**TASK INSTRUCTIONS**:
Copy every line from the data below in which the string "date" can be found.

Data listing
____________________

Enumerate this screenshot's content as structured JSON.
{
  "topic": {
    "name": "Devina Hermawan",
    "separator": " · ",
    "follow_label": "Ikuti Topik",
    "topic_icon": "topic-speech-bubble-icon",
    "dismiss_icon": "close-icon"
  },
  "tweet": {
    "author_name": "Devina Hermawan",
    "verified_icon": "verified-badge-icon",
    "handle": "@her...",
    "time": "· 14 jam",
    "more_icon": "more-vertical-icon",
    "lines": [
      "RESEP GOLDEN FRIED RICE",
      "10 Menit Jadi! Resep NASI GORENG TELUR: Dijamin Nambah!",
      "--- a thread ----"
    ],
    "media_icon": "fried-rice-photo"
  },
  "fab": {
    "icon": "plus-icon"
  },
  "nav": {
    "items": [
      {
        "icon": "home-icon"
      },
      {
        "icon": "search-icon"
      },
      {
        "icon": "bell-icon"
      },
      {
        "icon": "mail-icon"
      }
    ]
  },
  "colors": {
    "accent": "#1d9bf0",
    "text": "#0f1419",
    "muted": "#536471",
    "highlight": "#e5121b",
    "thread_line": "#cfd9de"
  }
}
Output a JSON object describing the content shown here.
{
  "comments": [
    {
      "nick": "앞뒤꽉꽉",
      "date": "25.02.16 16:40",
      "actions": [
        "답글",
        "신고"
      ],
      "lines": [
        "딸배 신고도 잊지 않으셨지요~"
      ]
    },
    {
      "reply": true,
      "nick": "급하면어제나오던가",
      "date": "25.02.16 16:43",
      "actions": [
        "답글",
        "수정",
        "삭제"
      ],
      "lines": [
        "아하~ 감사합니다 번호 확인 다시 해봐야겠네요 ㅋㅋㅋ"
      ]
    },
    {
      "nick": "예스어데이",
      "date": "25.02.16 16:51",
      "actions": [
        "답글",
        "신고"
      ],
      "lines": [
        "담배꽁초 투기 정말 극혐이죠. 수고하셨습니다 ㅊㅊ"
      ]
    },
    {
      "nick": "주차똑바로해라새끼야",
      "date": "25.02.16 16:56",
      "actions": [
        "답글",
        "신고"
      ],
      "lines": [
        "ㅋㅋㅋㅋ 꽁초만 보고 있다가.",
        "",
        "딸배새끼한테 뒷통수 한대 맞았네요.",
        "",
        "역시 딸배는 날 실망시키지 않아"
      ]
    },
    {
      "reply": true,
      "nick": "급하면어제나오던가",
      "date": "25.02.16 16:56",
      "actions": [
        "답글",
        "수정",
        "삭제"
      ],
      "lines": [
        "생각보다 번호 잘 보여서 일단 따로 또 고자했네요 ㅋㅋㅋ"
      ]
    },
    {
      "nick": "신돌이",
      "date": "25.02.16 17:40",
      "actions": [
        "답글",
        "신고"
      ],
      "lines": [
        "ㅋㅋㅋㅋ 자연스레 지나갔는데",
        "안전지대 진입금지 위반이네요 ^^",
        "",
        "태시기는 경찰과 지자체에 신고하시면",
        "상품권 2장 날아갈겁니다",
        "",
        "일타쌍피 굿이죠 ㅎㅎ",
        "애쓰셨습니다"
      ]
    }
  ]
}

____________________

**FULL OUTPUT**:
      "date": "25.02.16 16:40",
      "date": "25.02.16 16:43",
      "date": "25.02.16 16:51",
      "date": "25.02.16 16:56",
      "date": "25.02.16 16:56",
      "date": "25.02.16 17:40",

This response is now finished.